((

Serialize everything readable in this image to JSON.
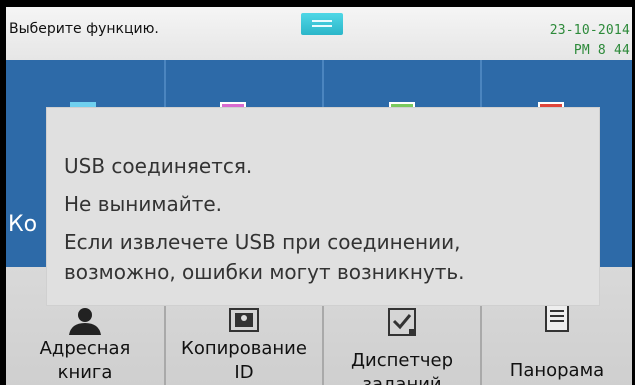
{
  "status": {
    "message": "Выберите функцию.",
    "date": "23-10-2014",
    "time": "PM 8  44"
  },
  "tiles": {
    "top_left_label": "Ко"
  },
  "bottom_tiles": [
    {
      "label_line1": "Адресная",
      "label_line2": "книга",
      "icon": "person-icon"
    },
    {
      "label_line1": "Копирование",
      "label_line2": "ID",
      "icon": "id-card-icon"
    },
    {
      "label_line1": "Диспетчер",
      "label_line2": "заданий",
      "icon": "checklist-icon"
    },
    {
      "label_line1": "Панорама",
      "label_line2": "",
      "icon": "document-stack-icon"
    }
  ],
  "dialog": {
    "line1": "USB соединяется.",
    "line2": "Не вынимайте.",
    "line3": "Если извлечете USB при соединении,",
    "line4": "возможно, ошибки могут возникнуть."
  },
  "colors": {
    "tile_blue": "#2d6aa8",
    "status_green": "#2d8a3a",
    "handle_cyan": "#2bb6c9"
  }
}
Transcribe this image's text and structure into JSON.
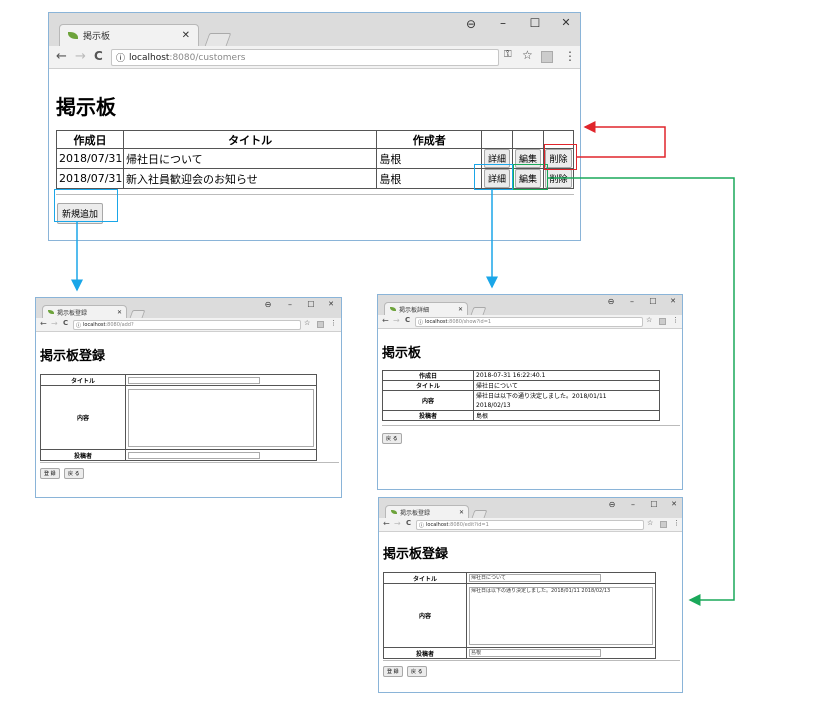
{
  "colors": {
    "red": "#e0252b",
    "blue": "#1aa6e8",
    "green": "#1aa85a",
    "frame": "#8ab4d8"
  },
  "icons": [
    "account-circle-icon",
    "minimize-icon",
    "maximize-icon",
    "close-icon",
    "back-arrow-icon",
    "forward-arrow-icon",
    "reload-icon",
    "info-icon",
    "key-icon",
    "star-icon",
    "extension-icon",
    "more-vert-icon",
    "leaf-favicon"
  ],
  "winctl": {
    "account": "⊖",
    "min": "–",
    "max": "☐",
    "close": "✕"
  },
  "nav": {
    "back": "←",
    "fwd": "→",
    "reload": "C",
    "info": "ⓘ",
    "key": "⚿",
    "star": "☆",
    "menu": "⋮"
  },
  "main": {
    "tab_title": "掲示板",
    "tab_close": "✕",
    "url_host": "localhost",
    "url_path": ":8080/customers",
    "heading": "掲示板",
    "columns": [
      "作成日",
      "タイトル",
      "作成者"
    ],
    "rows": [
      {
        "date": "2018/07/31",
        "title": "帰社日について",
        "author": "島根"
      },
      {
        "date": "2018/07/31",
        "title": "新入社員歓迎会のお知らせ",
        "author": "島根"
      }
    ],
    "detail_btn": "詳細",
    "edit_btn": "編集",
    "delete_btn": "削除",
    "add_btn": "新規追加"
  },
  "add": {
    "tab_title": "掲示板登録",
    "tab_close": "✕",
    "url_host": "localhost",
    "url_path": ":8080/add?",
    "heading": "掲示板登録",
    "labels": {
      "title": "タイトル",
      "body": "内容",
      "author": "投稿者"
    },
    "register_btn": "登 録",
    "back_btn": "戻 る"
  },
  "detail": {
    "tab_title": "掲示板詳細",
    "tab_close": "✕",
    "url_host": "localhost",
    "url_path": ":8080/show?id=1",
    "heading": "掲示板",
    "labels": {
      "created": "作成日",
      "title": "タイトル",
      "body": "内容",
      "author": "投稿者"
    },
    "values": {
      "created": "2018-07-31 16:22:40.1",
      "title": "帰社日について",
      "body_line1": "帰社日は以下の通り決定しました。2018/01/11",
      "body_line2": "2018/02/13",
      "author": "島根"
    },
    "back_btn": "戻 る"
  },
  "edit": {
    "tab_title": "掲示板登録",
    "tab_close": "✕",
    "url_host": "localhost",
    "url_path": ":8080/edit?id=1",
    "heading": "掲示板登録",
    "labels": {
      "title": "タイトル",
      "body": "内容",
      "author": "投稿者"
    },
    "values": {
      "title": "帰社日について",
      "body": "帰社日は以下の通り決定しました。2018/01/11  2018/02/13",
      "author": "島根"
    },
    "register_btn": "登 録",
    "back_btn": "戻 る"
  }
}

))

(WHAT YOU WILL DO):
Every record above must be given again exactly; drop the pictures.

(RESPONSE TO THE EXERCISE):
Serialize everything readable in this image to JSON.
{
  "status": {
    "message": "Выберите функцию.",
    "date": "23-10-2014",
    "time": "PM 8  44"
  },
  "tiles": {
    "top_left_label": "Ко"
  },
  "bottom_tiles": [
    {
      "label_line1": "Адресная",
      "label_line2": "книга",
      "icon": "person-icon"
    },
    {
      "label_line1": "Копирование",
      "label_line2": "ID",
      "icon": "id-card-icon"
    },
    {
      "label_line1": "Диспетчер",
      "label_line2": "заданий",
      "icon": "checklist-icon"
    },
    {
      "label_line1": "Панорама",
      "label_line2": "",
      "icon": "document-stack-icon"
    }
  ],
  "dialog": {
    "line1": "USB соединяется.",
    "line2": "Не вынимайте.",
    "line3": "Если извлечете USB при соединении,",
    "line4": "возможно, ошибки могут возникнуть."
  },
  "colors": {
    "tile_blue": "#2d6aa8",
    "status_green": "#2d8a3a",
    "handle_cyan": "#2bb6c9"
  }
}
Transcribe this image's text and structure into JSON.
{
  "colors": {
    "red": "#e0252b",
    "blue": "#1aa6e8",
    "green": "#1aa85a",
    "frame": "#8ab4d8"
  },
  "icons": [
    "account-circle-icon",
    "minimize-icon",
    "maximize-icon",
    "close-icon",
    "back-arrow-icon",
    "forward-arrow-icon",
    "reload-icon",
    "info-icon",
    "key-icon",
    "star-icon",
    "extension-icon",
    "more-vert-icon",
    "leaf-favicon"
  ],
  "winctl": {
    "account": "⊖",
    "min": "–",
    "max": "☐",
    "close": "✕"
  },
  "nav": {
    "back": "←",
    "fwd": "→",
    "reload": "C",
    "info": "ⓘ",
    "key": "⚿",
    "star": "☆",
    "menu": "⋮"
  },
  "main": {
    "tab_title": "掲示板",
    "tab_close": "✕",
    "url_host": "localhost",
    "url_path": ":8080/customers",
    "heading": "掲示板",
    "columns": [
      "作成日",
      "タイトル",
      "作成者"
    ],
    "rows": [
      {
        "date": "2018/07/31",
        "title": "帰社日について",
        "author": "島根"
      },
      {
        "date": "2018/07/31",
        "title": "新入社員歓迎会のお知らせ",
        "author": "島根"
      }
    ],
    "detail_btn": "詳細",
    "edit_btn": "編集",
    "delete_btn": "削除",
    "add_btn": "新規追加"
  },
  "add": {
    "tab_title": "掲示板登録",
    "tab_close": "✕",
    "url_host": "localhost",
    "url_path": ":8080/add?",
    "heading": "掲示板登録",
    "labels": {
      "title": "タイトル",
      "body": "内容",
      "author": "投稿者"
    },
    "register_btn": "登 録",
    "back_btn": "戻 る"
  },
  "detail": {
    "tab_title": "掲示板詳細",
    "tab_close": "✕",
    "url_host": "localhost",
    "url_path": ":8080/show?id=1",
    "heading": "掲示板",
    "labels": {
      "created": "作成日",
      "title": "タイトル",
      "body": "内容",
      "author": "投稿者"
    },
    "values": {
      "created": "2018-07-31 16:22:40.1",
      "title": "帰社日について",
      "body_line1": "帰社日は以下の通り決定しました。2018/01/11",
      "body_line2": "2018/02/13",
      "author": "島根"
    },
    "back_btn": "戻 る"
  },
  "edit": {
    "tab_title": "掲示板登録",
    "tab_close": "✕",
    "url_host": "localhost",
    "url_path": ":8080/edit?id=1",
    "heading": "掲示板登録",
    "labels": {
      "title": "タイトル",
      "body": "内容",
      "author": "投稿者"
    },
    "values": {
      "title": "帰社日について",
      "body": "帰社日は以下の通り決定しました。2018/01/11  2018/02/13",
      "author": "島根"
    },
    "register_btn": "登 録",
    "back_btn": "戻 る"
  }
}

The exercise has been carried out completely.